[Part of a data file]
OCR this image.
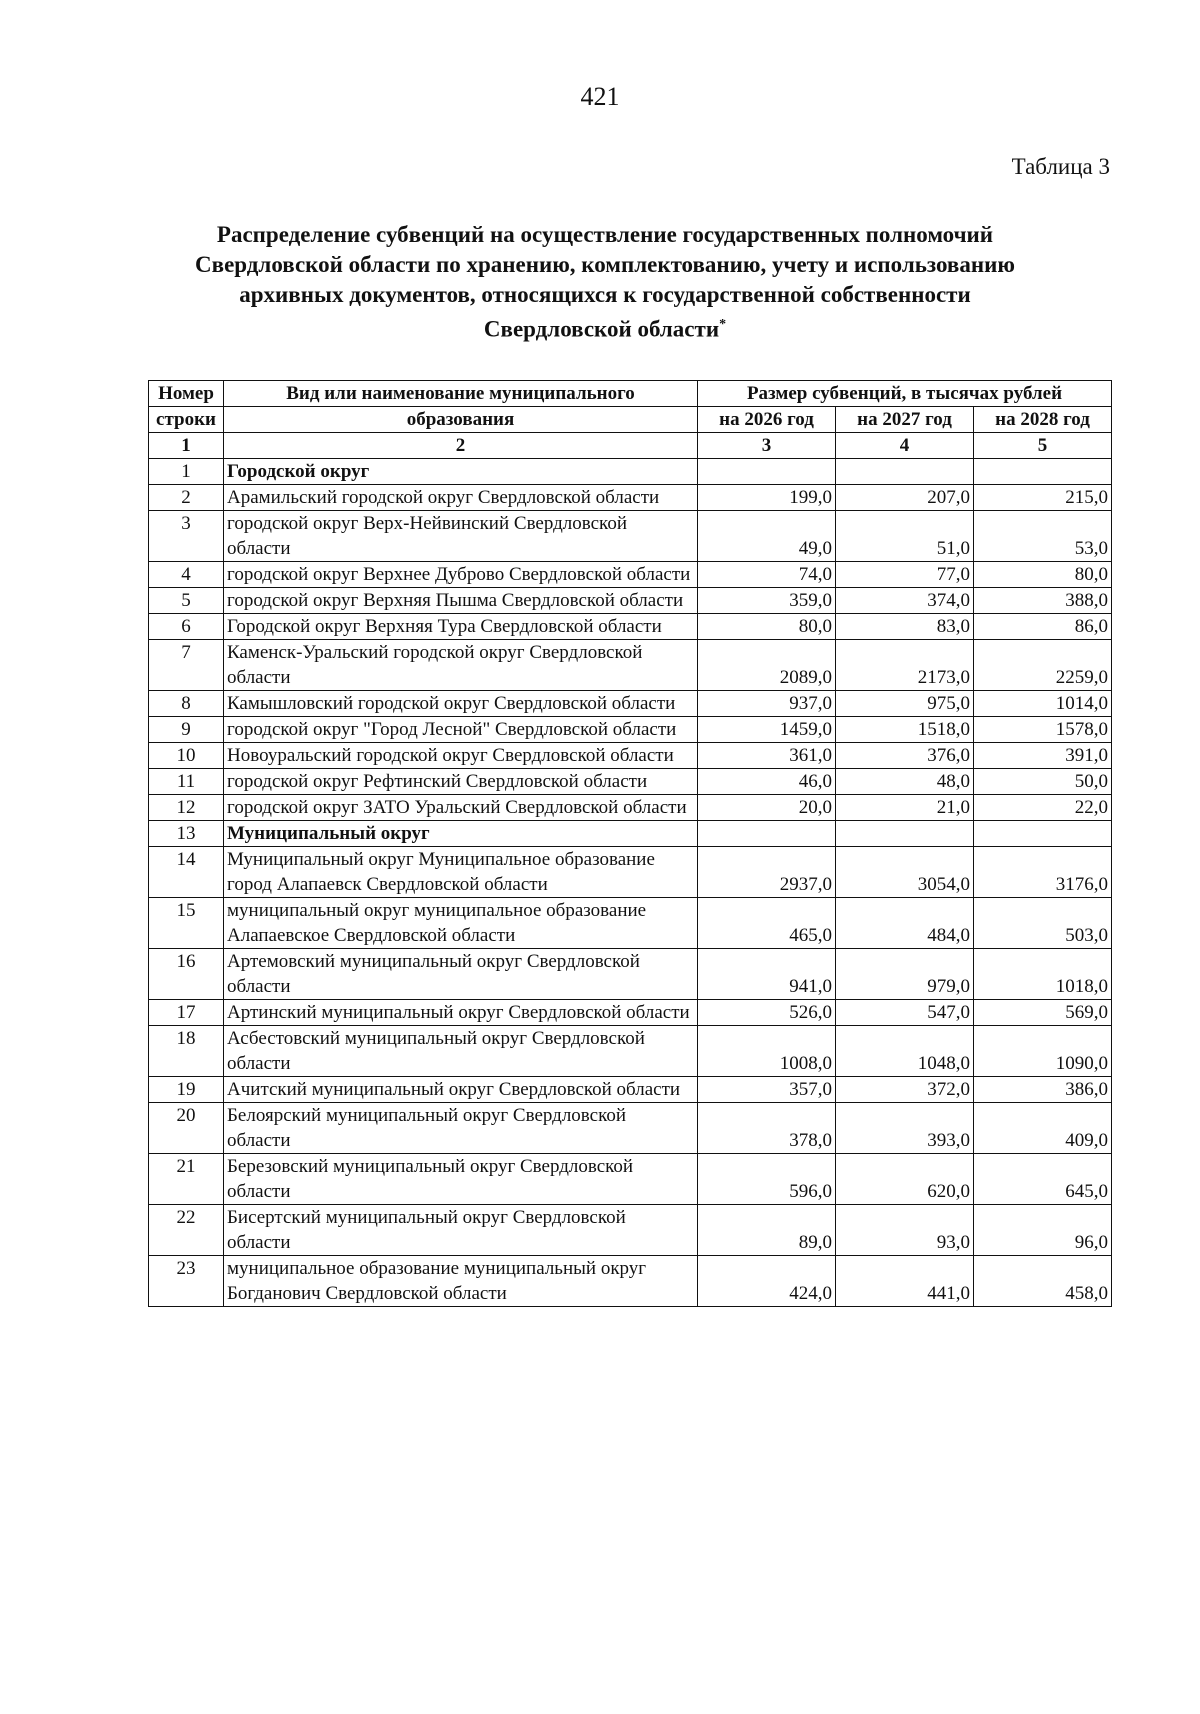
421
Таблица 3
Распределение субвенций на осуществление государственных полномочий
Свердловской области по хранению, комплектованию, учету и использованию
архивных документов, относящихся к государственной собственности
Свердловской области*
Номер	Вид или наименование муниципального	Размер субвенций, в тысячах рублей		
строки	образования	на 2026 год	на 2027 год	на 2028 год
1	2	3	4	5
1	Городской округ			
2	Арамильский городской округ Свердловской области	199,0	207,0	215,0
3	городской округ Верх-Нейвинский Свердловской области	49,0	51,0	53,0
4	городской округ Верхнее Дуброво Свердловской области	74,0	77,0	80,0
5	городской округ Верхняя Пышма Свердловской области	359,0	374,0	388,0
6	Городской округ Верхняя Тура Свердловской области	80,0	83,0	86,0
7	Каменск-Уральский городской округ Свердловской области	2089,0	2173,0	2259,0
8	Камышловский городской округ Свердловской области	937,0	975,0	1014,0
9	городской округ "Город Лесной" Свердловской области	1459,0	1518,0	1578,0
10	Новоуральский городской округ Свердловской области	361,0	376,0	391,0
11	городской округ Рефтинский Свердловской области	46,0	48,0	50,0
12	городской округ ЗАТО Уральский Свердловской области	20,0	21,0	22,0
13	Муниципальный округ			
14	Муниципальный округ Муниципальное образование город Алапаевск Свердловской области	2937,0	3054,0	3176,0
15	муниципальный округ муниципальное образование Алапаевское Свердловской области	465,0	484,0	503,0
16	Артемовский муниципальный округ Свердловской области	941,0	979,0	1018,0
17	Артинский муниципальный округ Свердловской области	526,0	547,0	569,0
18	Асбестовский муниципальный округ Свердловской области	1008,0	1048,0	1090,0
19	Ачитский муниципальный округ Свердловской области	357,0	372,0	386,0
20	Белоярский муниципальный округ Свердловской области	378,0	393,0	409,0
21	Березовский муниципальный округ Свердловской области	596,0	620,0	645,0
22	Бисертский муниципальный округ Свердловской области	89,0	93,0	96,0
23	муниципальное образование муниципальный округ Богданович Свердловской области	424,0	441,0	458,0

◆ Aim: Write every record out again exactly; no pictures belong in the copy.

◆ Output of the task:
OCR this image.
421
Таблица 3
Распределение субвенций на осуществление государственных полномочий
Свердловской области по хранению, комплектованию, учету и использованию
архивных документов, относящихся к государственной собственности
Свердловской области*
Номер	Вид или наименование муниципального	Размер субвенций, в тысячах рублей		
строки	образования	на 2026 год	на 2027 год	на 2028 год
1	2	3	4	5
1	Городской округ			
2	Арамильский городской округ Свердловской области	199,0	207,0	215,0
3	городской округ Верх-Нейвинский Свердловской области	49,0	51,0	53,0
4	городской округ Верхнее Дуброво Свердловской области	74,0	77,0	80,0
5	городской округ Верхняя Пышма Свердловской области	359,0	374,0	388,0
6	Городской округ Верхняя Тура Свердловской области	80,0	83,0	86,0
7	Каменск-Уральский городской округ Свердловской области	2089,0	2173,0	2259,0
8	Камышловский городской округ Свердловской области	937,0	975,0	1014,0
9	городской округ "Город Лесной" Свердловской области	1459,0	1518,0	1578,0
10	Новоуральский городской округ Свердловской области	361,0	376,0	391,0
11	городской округ Рефтинский Свердловской области	46,0	48,0	50,0
12	городской округ ЗАТО Уральский Свердловской области	20,0	21,0	22,0
13	Муниципальный округ			
14	Муниципальный округ Муниципальное образование город Алапаевск Свердловской области	2937,0	3054,0	3176,0
15	муниципальный округ муниципальное образование Алапаевское Свердловской области	465,0	484,0	503,0
16	Артемовский муниципальный округ Свердловской области	941,0	979,0	1018,0
17	Артинский муниципальный округ Свердловской области	526,0	547,0	569,0
18	Асбестовский муниципальный округ Свердловской области	1008,0	1048,0	1090,0
19	Ачитский муниципальный округ Свердловской области	357,0	372,0	386,0
20	Белоярский муниципальный округ Свердловской области	378,0	393,0	409,0
21	Березовский муниципальный округ Свердловской области	596,0	620,0	645,0
22	Бисертский муниципальный округ Свердловской области	89,0	93,0	96,0
23	муниципальное образование муниципальный округ Богданович Свердловской области	424,0	441,0	458,0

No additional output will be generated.